ATTIVITÀ - Prosegui il testo sul data journalism a partire dalla sua ultima frase.

Quando bisogna diffidare del data journalism…

| 25 maggio 2014 | Tag:, , ,

Data«Con il lancio di 538, Vox e la sezione Upshot del New York Times, sembra sia finalmente arrivata l’era del ‘data journalism’, salutata con molte lodi  ma anche preoccupazione dai critici. Eppure il data journalism non è affatto una cosa nuova.

 

Questi siti non sono altro che l’iterazione delle più recenti applicazioni del settore, a sua volta iterazione del giornalismo basato sul computer, e questo già iterazione del ‘giornalismo di precisione’.
 

Tutte definizioni che indicano tecniche e strategie specifiche usate nel servizio di raccontare la verità e creare una certa narrativa. In altri termini, si tratta di giornalismo che parte dall’analisi dei dati, applicando a questi il medesimo scetticismo e rigore che si richiede alla testimonianza di un esperto contattato tradizionalmente via telefono».

DATI DISPONIBILI -
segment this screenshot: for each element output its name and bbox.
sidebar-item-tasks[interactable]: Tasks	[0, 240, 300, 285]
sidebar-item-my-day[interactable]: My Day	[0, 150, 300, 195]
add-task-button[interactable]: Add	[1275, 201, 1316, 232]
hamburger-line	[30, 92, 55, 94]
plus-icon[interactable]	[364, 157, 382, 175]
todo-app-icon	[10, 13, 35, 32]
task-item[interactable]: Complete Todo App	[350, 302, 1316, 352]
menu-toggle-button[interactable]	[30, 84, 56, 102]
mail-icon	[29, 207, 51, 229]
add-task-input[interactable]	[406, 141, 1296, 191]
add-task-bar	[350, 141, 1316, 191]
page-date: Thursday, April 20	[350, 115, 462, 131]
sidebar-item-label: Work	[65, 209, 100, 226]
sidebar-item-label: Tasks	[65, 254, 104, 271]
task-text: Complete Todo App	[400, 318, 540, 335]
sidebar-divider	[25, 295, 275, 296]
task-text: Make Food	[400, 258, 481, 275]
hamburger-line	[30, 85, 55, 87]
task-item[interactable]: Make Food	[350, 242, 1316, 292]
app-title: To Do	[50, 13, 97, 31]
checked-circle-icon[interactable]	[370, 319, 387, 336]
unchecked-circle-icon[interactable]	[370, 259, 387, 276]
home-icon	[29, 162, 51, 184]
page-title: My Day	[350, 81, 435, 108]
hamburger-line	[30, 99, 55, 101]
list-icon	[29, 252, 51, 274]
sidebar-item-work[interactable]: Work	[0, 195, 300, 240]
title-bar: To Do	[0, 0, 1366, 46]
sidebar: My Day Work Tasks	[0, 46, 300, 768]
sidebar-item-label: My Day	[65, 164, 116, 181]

RISPOSTA -
 

Questa l’apertura di un intervento senza peli sulla lingua in cui Jacob Harris (@harrisj, architetto software e news hacker del New York Times) spiega come, nell’attuale contesto mediatico, a volte occorre proprio «diffidare dei dati», tenendo a mente che «funzioni tradizionali come accuratezza e verifica vengono sempre prima dell’attenzione visuale (eyeballs)».

 

L’occasione per l’intervento è dato da un post in cui Buzzfeed, nel suo tipico stile basato su statistiche e titoli provocanti, informa su una “ricerca” di Pornhub intitolata: “Who Watches More Porn: Republicans Or Democrats?” (Chi guarda più porno, repubblicani o democratici?). Harris smonta passo passo le tecniche usate per raggruppare e analizzare i dati al riguardo, sottolineando i classici errori che si fanno con le statistiche, a partire dal fatto che «correlazione non significa con-causa, ovvero è del tutto plausibile che la relazione tra due variabili sia pura coincidenza».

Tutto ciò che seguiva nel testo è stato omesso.